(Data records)
++++++++
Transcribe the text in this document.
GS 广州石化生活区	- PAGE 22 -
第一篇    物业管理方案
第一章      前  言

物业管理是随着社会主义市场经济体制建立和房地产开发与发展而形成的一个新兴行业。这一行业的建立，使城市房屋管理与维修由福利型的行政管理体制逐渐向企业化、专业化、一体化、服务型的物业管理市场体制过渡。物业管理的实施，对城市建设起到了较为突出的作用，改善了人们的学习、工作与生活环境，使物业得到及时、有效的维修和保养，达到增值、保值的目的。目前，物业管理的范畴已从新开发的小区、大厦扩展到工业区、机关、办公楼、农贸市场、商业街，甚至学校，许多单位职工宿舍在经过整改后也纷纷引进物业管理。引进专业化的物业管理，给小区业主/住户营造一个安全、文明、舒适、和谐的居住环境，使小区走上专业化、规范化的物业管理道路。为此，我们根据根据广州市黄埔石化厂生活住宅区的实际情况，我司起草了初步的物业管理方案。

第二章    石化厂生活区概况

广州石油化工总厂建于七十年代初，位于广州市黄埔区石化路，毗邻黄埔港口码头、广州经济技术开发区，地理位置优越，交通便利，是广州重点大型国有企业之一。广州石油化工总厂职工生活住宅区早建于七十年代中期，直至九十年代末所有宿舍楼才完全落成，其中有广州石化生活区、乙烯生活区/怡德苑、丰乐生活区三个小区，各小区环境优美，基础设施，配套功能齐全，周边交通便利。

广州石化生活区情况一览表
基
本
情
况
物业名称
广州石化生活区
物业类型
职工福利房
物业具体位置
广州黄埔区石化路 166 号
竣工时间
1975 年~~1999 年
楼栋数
++++++++
### YOUR TASK
Reproduce the listing in full. Keep it exactly as written.

### THE OUTPUT
Transcribe the text in this document.
GS 广州石化生活区	- PAGE 22 -
第一篇    物业管理方案
第一章      前  言

物业管理是随着社会主义市场经济体制建立和房地产开发与发展而形成的一个新兴行业。这一行业的建立，使城市房屋管理与维修由福利型的行政管理体制逐渐向企业化、专业化、一体化、服务型的物业管理市场体制过渡。物业管理的实施，对城市建设起到了较为突出的作用，改善了人们的学习、工作与生活环境，使物业得到及时、有效的维修和保养，达到增值、保值的目的。目前，物业管理的范畴已从新开发的小区、大厦扩展到工业区、机关、办公楼、农贸市场、商业街，甚至学校，许多单位职工宿舍在经过整改后也纷纷引进物业管理。引进专业化的物业管理，给小区业主/住户营造一个安全、文明、舒适、和谐的居住环境，使小区走上专业化、规范化的物业管理道路。为此，我们根据根据广州市黄埔石化厂生活住宅区的实际情况，我司起草了初步的物业管理方案。

第二章    石化厂生活区概况

广州石油化工总厂建于七十年代初，位于广州市黄埔区石化路，毗邻黄埔港口码头、广州经济技术开发区，地理位置优越，交通便利，是广州重点大型国有企业之一。广州石油化工总厂职工生活住宅区早建于七十年代中期，直至九十年代末所有宿舍楼才完全落成，其中有广州石化生活区、乙烯生活区/怡德苑、丰乐生活区三个小区，各小区环境优美，基础设施，配套功能齐全，周边交通便利。

广州石化生活区情况一览表
基
本
情
况
物业名称
广州石化生活区
物业类型
职工福利房
物业具体位置
广州黄埔区石化路 166 号
竣工时间
1975 年~~1999 年
楼栋数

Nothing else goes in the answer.